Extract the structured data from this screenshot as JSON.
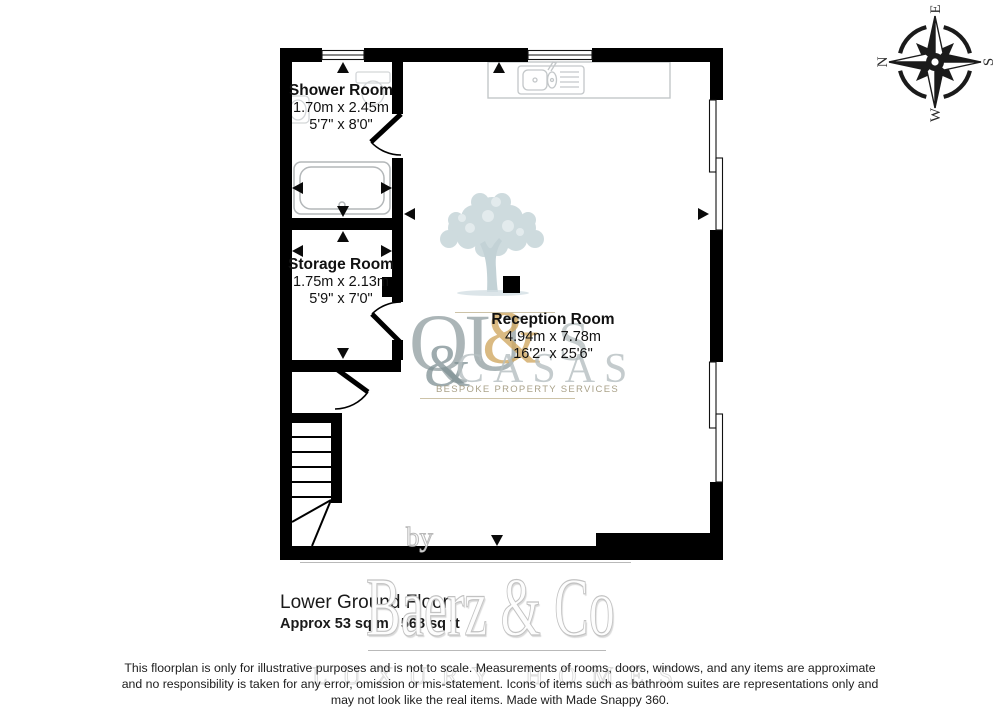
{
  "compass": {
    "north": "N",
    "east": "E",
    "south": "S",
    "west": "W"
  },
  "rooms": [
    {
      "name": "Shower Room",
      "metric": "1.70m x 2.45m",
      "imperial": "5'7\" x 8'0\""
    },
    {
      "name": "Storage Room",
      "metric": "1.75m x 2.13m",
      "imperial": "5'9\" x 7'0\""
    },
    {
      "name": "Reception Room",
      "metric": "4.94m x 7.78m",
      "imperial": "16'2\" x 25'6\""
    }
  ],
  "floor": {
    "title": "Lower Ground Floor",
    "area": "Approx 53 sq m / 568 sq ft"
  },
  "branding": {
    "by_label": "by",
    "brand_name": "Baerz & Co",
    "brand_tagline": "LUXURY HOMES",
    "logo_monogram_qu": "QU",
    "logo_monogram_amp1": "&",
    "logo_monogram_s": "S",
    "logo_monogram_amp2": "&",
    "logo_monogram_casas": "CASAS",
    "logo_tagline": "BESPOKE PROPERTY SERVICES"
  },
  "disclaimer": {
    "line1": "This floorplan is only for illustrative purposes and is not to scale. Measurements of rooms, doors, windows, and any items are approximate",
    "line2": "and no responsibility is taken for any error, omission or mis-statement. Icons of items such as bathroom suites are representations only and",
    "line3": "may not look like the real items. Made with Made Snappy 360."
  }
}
====
Work instructions: Set the pictures aside and transcribe the data above exactly.

Result of this task:
Extract the structured data from this screenshot as JSON.
{
  "compass": {
    "north": "N",
    "east": "E",
    "south": "S",
    "west": "W"
  },
  "rooms": [
    {
      "name": "Shower Room",
      "metric": "1.70m x 2.45m",
      "imperial": "5'7\" x 8'0\""
    },
    {
      "name": "Storage Room",
      "metric": "1.75m x 2.13m",
      "imperial": "5'9\" x 7'0\""
    },
    {
      "name": "Reception Room",
      "metric": "4.94m x 7.78m",
      "imperial": "16'2\" x 25'6\""
    }
  ],
  "floor": {
    "title": "Lower Ground Floor",
    "area": "Approx 53 sq m / 568 sq ft"
  },
  "branding": {
    "by_label": "by",
    "brand_name": "Baerz & Co",
    "brand_tagline": "LUXURY HOMES",
    "logo_monogram_qu": "QU",
    "logo_monogram_amp1": "&",
    "logo_monogram_s": "S",
    "logo_monogram_amp2": "&",
    "logo_monogram_casas": "CASAS",
    "logo_tagline": "BESPOKE PROPERTY SERVICES"
  },
  "disclaimer": {
    "line1": "This floorplan is only for illustrative purposes and is not to scale. Measurements of rooms, doors, windows, and any items are approximate",
    "line2": "and no responsibility is taken for any error, omission or mis-statement. Icons of items such as bathroom suites are representations only and",
    "line3": "may not look like the real items. Made with Made Snappy 360."
  }
}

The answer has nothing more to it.